Stored items:
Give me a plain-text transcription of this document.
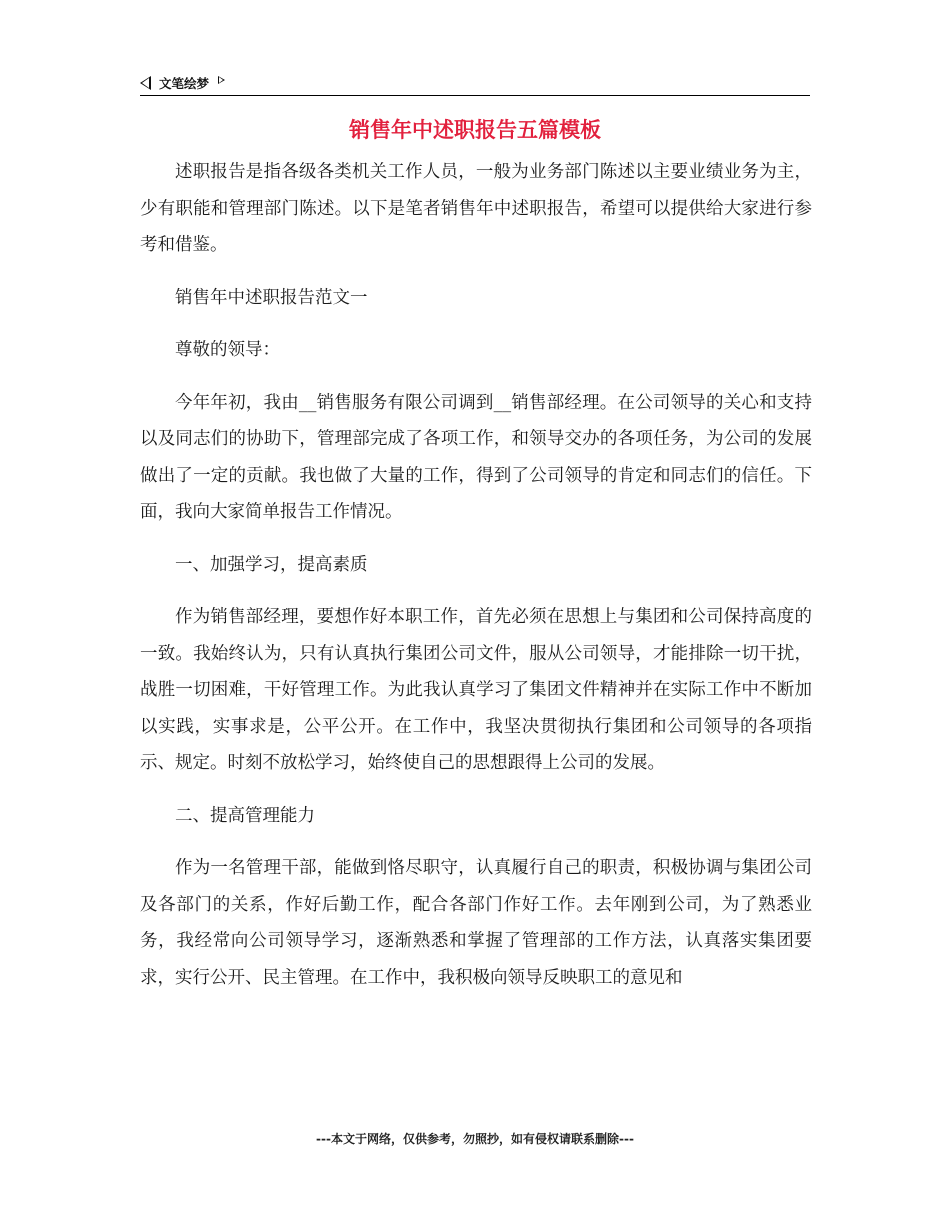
文笔绘梦
销售年中述职报告五篇模板

述职报告是指各级各类机关工作人员，一般为业务部门陈述以主要业绩业务为主，少有职能和管理部门陈述。以下是笔者销售年中述职报告，希望可以提供给大家进行参考和借鉴。

销售年中述职报告范文一

尊敬的领导：

今年年初，我由__销售服务有限公司调到__销售部经理。在公司领导的关心和支持以及同志们的协助下，管理部完成了各项工作，和领导交办的各项任务，为公司的发展做出了一定的贡献。我也做了大量的工作，得到了公司领导的肯定和同志们的信任。下面，我向大家简单报告工作情况。

一、加强学习，提高素质

作为销售部经理，要想作好本职工作，首先必须在思想上与集团和公司保持高度的一致。我始终认为，只有认真执行集团公司文件，服从公司领导，才能排除一切干扰，战胜一切困难，干好管理工作。为此我认真学习了集团文件精神并在实际工作中不断加以实践，实事求是，公平公开。在工作中，我坚决贯彻执行集团和公司领导的各项指示、规定。时刻不放松学习，始终使自己的思想跟得上公司的发展。

二、提高管理能力

作为一名管理干部，能做到恪尽职守，认真履行自己的职责，积极协调与集团公司及各部门的关系，作好后勤工作，配合各部门作好工作。去年刚到公司，为了熟悉业务，我经常向公司领导学习，逐渐熟悉和掌握了管理部的工作方法，认真落实集团要求，实行公开、民主管理。在工作中，我积极向领导反映职工的意见和

---本文于网络，仅供参考，勿照抄，如有侵权请联系删除---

◆ **Problem to work on**
Return the listing above in full and without alteration, excluding its pictures.

◆ **Solution to this problem**
Give me a plain-text transcription of this document.
文笔绘梦
销售年中述职报告五篇模板

述职报告是指各级各类机关工作人员，一般为业务部门陈述以主要业绩业务为主，少有职能和管理部门陈述。以下是笔者销售年中述职报告，希望可以提供给大家进行参考和借鉴。

销售年中述职报告范文一

尊敬的领导：

今年年初，我由__销售服务有限公司调到__销售部经理。在公司领导的关心和支持以及同志们的协助下，管理部完成了各项工作，和领导交办的各项任务，为公司的发展做出了一定的贡献。我也做了大量的工作，得到了公司领导的肯定和同志们的信任。下面，我向大家简单报告工作情况。

一、加强学习，提高素质

作为销售部经理，要想作好本职工作，首先必须在思想上与集团和公司保持高度的一致。我始终认为，只有认真执行集团公司文件，服从公司领导，才能排除一切干扰，战胜一切困难，干好管理工作。为此我认真学习了集团文件精神并在实际工作中不断加以实践，实事求是，公平公开。在工作中，我坚决贯彻执行集团和公司领导的各项指示、规定。时刻不放松学习，始终使自己的思想跟得上公司的发展。

二、提高管理能力

作为一名管理干部，能做到恪尽职守，认真履行自己的职责，积极协调与集团公司及各部门的关系，作好后勤工作，配合各部门作好工作。去年刚到公司，为了熟悉业务，我经常向公司领导学习，逐渐熟悉和掌握了管理部的工作方法，认真落实集团要求，实行公开、民主管理。在工作中，我积极向领导反映职工的意见和

---本文于网络，仅供参考，勿照抄，如有侵权请联系删除---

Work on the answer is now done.